# Some records
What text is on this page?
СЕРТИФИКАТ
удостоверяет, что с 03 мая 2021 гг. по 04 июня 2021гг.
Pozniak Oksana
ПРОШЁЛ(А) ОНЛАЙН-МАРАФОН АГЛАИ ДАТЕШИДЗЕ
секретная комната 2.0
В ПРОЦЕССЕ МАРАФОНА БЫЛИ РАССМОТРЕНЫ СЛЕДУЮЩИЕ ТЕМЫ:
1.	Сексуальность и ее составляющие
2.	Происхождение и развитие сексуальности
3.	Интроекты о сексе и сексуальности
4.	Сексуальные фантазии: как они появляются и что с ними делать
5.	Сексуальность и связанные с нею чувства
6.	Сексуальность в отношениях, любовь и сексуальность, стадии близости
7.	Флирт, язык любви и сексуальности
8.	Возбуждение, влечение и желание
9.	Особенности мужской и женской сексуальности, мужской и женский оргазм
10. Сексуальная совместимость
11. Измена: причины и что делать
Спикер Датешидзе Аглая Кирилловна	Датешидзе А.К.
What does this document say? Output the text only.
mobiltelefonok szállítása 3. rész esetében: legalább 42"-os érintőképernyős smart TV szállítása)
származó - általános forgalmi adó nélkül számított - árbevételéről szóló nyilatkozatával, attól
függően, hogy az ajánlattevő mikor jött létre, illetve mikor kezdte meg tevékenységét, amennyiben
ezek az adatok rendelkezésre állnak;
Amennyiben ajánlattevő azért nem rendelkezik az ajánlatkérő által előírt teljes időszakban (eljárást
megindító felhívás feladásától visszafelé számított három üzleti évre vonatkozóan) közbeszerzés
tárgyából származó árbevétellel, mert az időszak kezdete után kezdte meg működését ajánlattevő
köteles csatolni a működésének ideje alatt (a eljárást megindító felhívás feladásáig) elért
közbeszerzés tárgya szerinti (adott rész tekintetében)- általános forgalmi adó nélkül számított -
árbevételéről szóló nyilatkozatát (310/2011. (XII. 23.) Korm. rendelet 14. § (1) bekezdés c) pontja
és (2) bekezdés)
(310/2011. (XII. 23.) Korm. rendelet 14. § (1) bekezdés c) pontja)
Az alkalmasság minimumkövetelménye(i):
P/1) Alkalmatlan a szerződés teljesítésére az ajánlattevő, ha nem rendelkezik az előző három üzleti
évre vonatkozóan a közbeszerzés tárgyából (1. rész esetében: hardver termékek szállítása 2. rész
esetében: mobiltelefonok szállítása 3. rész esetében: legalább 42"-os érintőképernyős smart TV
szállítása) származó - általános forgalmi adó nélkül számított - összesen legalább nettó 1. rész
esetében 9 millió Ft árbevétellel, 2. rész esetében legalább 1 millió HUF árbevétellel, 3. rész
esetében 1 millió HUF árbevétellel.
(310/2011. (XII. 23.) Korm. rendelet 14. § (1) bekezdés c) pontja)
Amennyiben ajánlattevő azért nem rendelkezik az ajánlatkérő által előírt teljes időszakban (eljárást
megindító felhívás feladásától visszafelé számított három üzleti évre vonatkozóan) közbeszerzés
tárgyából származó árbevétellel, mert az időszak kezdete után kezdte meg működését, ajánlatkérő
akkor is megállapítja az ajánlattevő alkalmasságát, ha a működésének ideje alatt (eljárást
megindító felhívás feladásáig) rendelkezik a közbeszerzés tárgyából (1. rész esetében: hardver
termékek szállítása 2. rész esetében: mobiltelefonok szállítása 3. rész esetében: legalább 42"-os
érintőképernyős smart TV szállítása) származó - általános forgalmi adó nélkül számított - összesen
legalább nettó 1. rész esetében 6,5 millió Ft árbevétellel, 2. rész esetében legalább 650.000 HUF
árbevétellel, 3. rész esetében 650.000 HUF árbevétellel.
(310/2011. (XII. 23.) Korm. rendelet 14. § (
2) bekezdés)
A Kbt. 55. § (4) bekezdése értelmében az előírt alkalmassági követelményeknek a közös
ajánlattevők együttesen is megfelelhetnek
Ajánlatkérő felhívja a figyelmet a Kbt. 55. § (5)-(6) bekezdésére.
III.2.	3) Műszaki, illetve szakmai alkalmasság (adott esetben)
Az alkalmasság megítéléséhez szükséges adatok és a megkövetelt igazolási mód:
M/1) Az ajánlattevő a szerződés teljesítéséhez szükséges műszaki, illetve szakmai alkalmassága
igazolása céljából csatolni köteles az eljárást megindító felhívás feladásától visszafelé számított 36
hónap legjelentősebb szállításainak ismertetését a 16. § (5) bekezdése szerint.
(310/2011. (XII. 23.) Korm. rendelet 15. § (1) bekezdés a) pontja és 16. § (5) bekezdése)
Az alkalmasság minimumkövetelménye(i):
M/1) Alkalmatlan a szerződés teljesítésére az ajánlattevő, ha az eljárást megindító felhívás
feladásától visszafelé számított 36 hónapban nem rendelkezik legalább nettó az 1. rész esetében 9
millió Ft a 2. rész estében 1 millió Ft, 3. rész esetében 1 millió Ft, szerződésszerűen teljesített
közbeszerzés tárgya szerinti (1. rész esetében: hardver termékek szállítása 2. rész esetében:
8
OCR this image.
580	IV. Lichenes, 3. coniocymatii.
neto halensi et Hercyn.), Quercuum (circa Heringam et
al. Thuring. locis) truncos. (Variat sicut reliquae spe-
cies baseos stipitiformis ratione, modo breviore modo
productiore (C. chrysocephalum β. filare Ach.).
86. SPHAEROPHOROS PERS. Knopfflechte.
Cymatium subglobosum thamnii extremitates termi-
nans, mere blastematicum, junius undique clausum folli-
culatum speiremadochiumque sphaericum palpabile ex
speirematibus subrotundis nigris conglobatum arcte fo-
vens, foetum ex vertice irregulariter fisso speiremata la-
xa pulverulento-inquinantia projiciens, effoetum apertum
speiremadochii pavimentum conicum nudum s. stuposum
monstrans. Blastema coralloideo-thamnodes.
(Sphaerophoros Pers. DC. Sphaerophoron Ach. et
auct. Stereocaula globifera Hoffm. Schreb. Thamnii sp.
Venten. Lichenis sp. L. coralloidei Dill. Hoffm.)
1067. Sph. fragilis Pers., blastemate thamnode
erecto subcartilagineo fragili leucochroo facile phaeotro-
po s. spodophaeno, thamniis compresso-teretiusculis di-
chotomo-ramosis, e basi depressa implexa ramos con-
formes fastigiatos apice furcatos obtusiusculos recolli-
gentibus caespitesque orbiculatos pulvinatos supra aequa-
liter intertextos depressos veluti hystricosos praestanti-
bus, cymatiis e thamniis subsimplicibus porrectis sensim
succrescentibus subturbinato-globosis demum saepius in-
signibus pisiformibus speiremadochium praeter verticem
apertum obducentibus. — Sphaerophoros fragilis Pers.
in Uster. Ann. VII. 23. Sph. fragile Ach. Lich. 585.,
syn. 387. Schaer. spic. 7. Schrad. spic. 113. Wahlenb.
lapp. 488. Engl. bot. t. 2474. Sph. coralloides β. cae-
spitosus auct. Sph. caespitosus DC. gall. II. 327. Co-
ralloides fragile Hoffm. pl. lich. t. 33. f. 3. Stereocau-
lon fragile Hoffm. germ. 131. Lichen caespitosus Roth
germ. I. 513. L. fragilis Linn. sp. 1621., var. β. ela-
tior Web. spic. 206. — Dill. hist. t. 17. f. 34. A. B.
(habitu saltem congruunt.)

# Task requirements
Exactly as shown, repeat every record.

# Problem solution
What text is on this page?
СЕРТИФИКАТ
удостоверяет, что с 03 мая 2021 гг. по 04 июня 2021гг.
Pozniak Oksana
ПРОШЁЛ(А) ОНЛАЙН-МАРАФОН АГЛАИ ДАТЕШИДЗЕ
секретная комната 2.0
В ПРОЦЕССЕ МАРАФОНА БЫЛИ РАССМОТРЕНЫ СЛЕДУЮЩИЕ ТЕМЫ:
1.	Сексуальность и ее составляющие
2.	Происхождение и развитие сексуальности
3.	Интроекты о сексе и сексуальности
4.	Сексуальные фантазии: как они появляются и что с ними делать
5.	Сексуальность и связанные с нею чувства
6.	Сексуальность в отношениях, любовь и сексуальность, стадии близости
7.	Флирт, язык любви и сексуальности
8.	Возбуждение, влечение и желание
9.	Особенности мужской и женской сексуальности, мужской и женский оргазм
10. Сексуальная совместимость
11. Измена: причины и что делать
Спикер Датешидзе Аглая Кирилловна	Датешидзе А.К.
What does this document say? Output the text only.
mobiltelefonok szállítása 3. rész esetében: legalább 42"-os érintőképernyős smart TV szállítása)
származó - általános forgalmi adó nélkül számított - árbevételéről szóló nyilatkozatával, attól
függően, hogy az ajánlattevő mikor jött létre, illetve mikor kezdte meg tevékenységét, amennyiben
ezek az adatok rendelkezésre állnak;
Amennyiben ajánlattevő azért nem rendelkezik az ajánlatkérő által előírt teljes időszakban (eljárást
megindító felhívás feladásától visszafelé számított három üzleti évre vonatkozóan) közbeszerzés
tárgyából származó árbevétellel, mert az időszak kezdete után kezdte meg működését ajánlattevő
köteles csatolni a működésének ideje alatt (a eljárást megindító felhívás feladásáig) elért
közbeszerzés tárgya szerinti (adott rész tekintetében)- általános forgalmi adó nélkül számított -
árbevételéről szóló nyilatkozatát (310/2011. (XII. 23.) Korm. rendelet 14. § (1) bekezdés c) pontja
és (2) bekezdés)
(310/2011. (XII. 23.) Korm. rendelet 14. § (1) bekezdés c) pontja)
Az alkalmasság minimumkövetelménye(i):
P/1) Alkalmatlan a szerződés teljesítésére az ajánlattevő, ha nem rendelkezik az előző három üzleti
évre vonatkozóan a közbeszerzés tárgyából (1. rész esetében: hardver termékek szállítása 2. rész
esetében: mobiltelefonok szállítása 3. rész esetében: legalább 42"-os érintőképernyős smart TV
szállítása) származó - általános forgalmi adó nélkül számított - összesen legalább nettó 1. rész
esetében 9 millió Ft árbevétellel, 2. rész esetében legalább 1 millió HUF árbevétellel, 3. rész
esetében 1 millió HUF árbevétellel.
(310/2011. (XII. 23.) Korm. rendelet 14. § (1) bekezdés c) pontja)
Amennyiben ajánlattevő azért nem rendelkezik az ajánlatkérő által előírt teljes időszakban (eljárást
megindító felhívás feladásától visszafelé számított három üzleti évre vonatkozóan) közbeszerzés
tárgyából származó árbevétellel, mert az időszak kezdete után kezdte meg működését, ajánlatkérő
akkor is megállapítja az ajánlattevő alkalmasságát, ha a működésének ideje alatt (eljárást
megindító felhívás feladásáig) rendelkezik a közbeszerzés tárgyából (1. rész esetében: hardver
termékek szállítása 2. rész esetében: mobiltelefonok szállítása 3. rész esetében: legalább 42"-os
érintőképernyős smart TV szállítása) származó - általános forgalmi adó nélkül számított - összesen
legalább nettó 1. rész esetében 6,5 millió Ft árbevétellel, 2. rész esetében legalább 650.000 HUF
árbevétellel, 3. rész esetében 650.000 HUF árbevétellel.
(310/2011. (XII. 23.) Korm. rendelet 14. § (
2) bekezdés)
A Kbt. 55. § (4) bekezdése értelmében az előírt alkalmassági követelményeknek a közös
ajánlattevők együttesen is megfelelhetnek
Ajánlatkérő felhívja a figyelmet a Kbt. 55. § (5)-(6) bekezdésére.
III.2.	3) Műszaki, illetve szakmai alkalmasság (adott esetben)
Az alkalmasság megítéléséhez szükséges adatok és a megkövetelt igazolási mód:
M/1) Az ajánlattevő a szerződés teljesítéséhez szükséges műszaki, illetve szakmai alkalmassága
igazolása céljából csatolni köteles az eljárást megindító felhívás feladásától visszafelé számított 36
hónap legjelentősebb szállításainak ismertetését a 16. § (5) bekezdése szerint.
(310/2011. (XII. 23.) Korm. rendelet 15. § (1) bekezdés a) pontja és 16. § (5) bekezdése)
Az alkalmasság minimumkövetelménye(i):
M/1) Alkalmatlan a szerződés teljesítésére az ajánlattevő, ha az eljárást megindító felhívás
feladásától visszafelé számított 36 hónapban nem rendelkezik legalább nettó az 1. rész esetében 9
millió Ft a 2. rész estében 1 millió Ft, 3. rész esetében 1 millió Ft, szerződésszerűen teljesített
közbeszerzés tárgya szerinti (1. rész esetében: hardver termékek szállítása 2. rész esetében:
8
OCR this image.
580	IV. Lichenes, 3. coniocymatii.
neto halensi et Hercyn.), Quercuum (circa Heringam et
al. Thuring. locis) truncos. (Variat sicut reliquae spe-
cies baseos stipitiformis ratione, modo breviore modo
productiore (C. chrysocephalum β. filare Ach.).
86. SPHAEROPHOROS PERS. Knopfflechte.
Cymatium subglobosum thamnii extremitates termi-
nans, mere blastematicum, junius undique clausum folli-
culatum speiremadochiumque sphaericum palpabile ex
speirematibus subrotundis nigris conglobatum arcte fo-
vens, foetum ex vertice irregulariter fisso speiremata la-
xa pulverulento-inquinantia projiciens, effoetum apertum
speiremadochii pavimentum conicum nudum s. stuposum
monstrans. Blastema coralloideo-thamnodes.
(Sphaerophoros Pers. DC. Sphaerophoron Ach. et
auct. Stereocaula globifera Hoffm. Schreb. Thamnii sp.
Venten. Lichenis sp. L. coralloidei Dill. Hoffm.)
1067. Sph. fragilis Pers., blastemate thamnode
erecto subcartilagineo fragili leucochroo facile phaeotro-
po s. spodophaeno, thamniis compresso-teretiusculis di-
chotomo-ramosis, e basi depressa implexa ramos con-
formes fastigiatos apice furcatos obtusiusculos recolli-
gentibus caespitesque orbiculatos pulvinatos supra aequa-
liter intertextos depressos veluti hystricosos praestanti-
bus, cymatiis e thamniis subsimplicibus porrectis sensim
succrescentibus subturbinato-globosis demum saepius in-
signibus pisiformibus speiremadochium praeter verticem
apertum obducentibus. — Sphaerophoros fragilis Pers.
in Uster. Ann. VII. 23. Sph. fragile Ach. Lich. 585.,
syn. 387. Schaer. spic. 7. Schrad. spic. 113. Wahlenb.
lapp. 488. Engl. bot. t. 2474. Sph. coralloides β. cae-
spitosus auct. Sph. caespitosus DC. gall. II. 327. Co-
ralloides fragile Hoffm. pl. lich. t. 33. f. 3. Stereocau-
lon fragile Hoffm. germ. 131. Lichen caespitosus Roth
germ. I. 513. L. fragilis Linn. sp. 1621., var. β. ela-
tior Web. spic. 206. — Dill. hist. t. 17. f. 34. A. B.
(habitu saltem congruunt.)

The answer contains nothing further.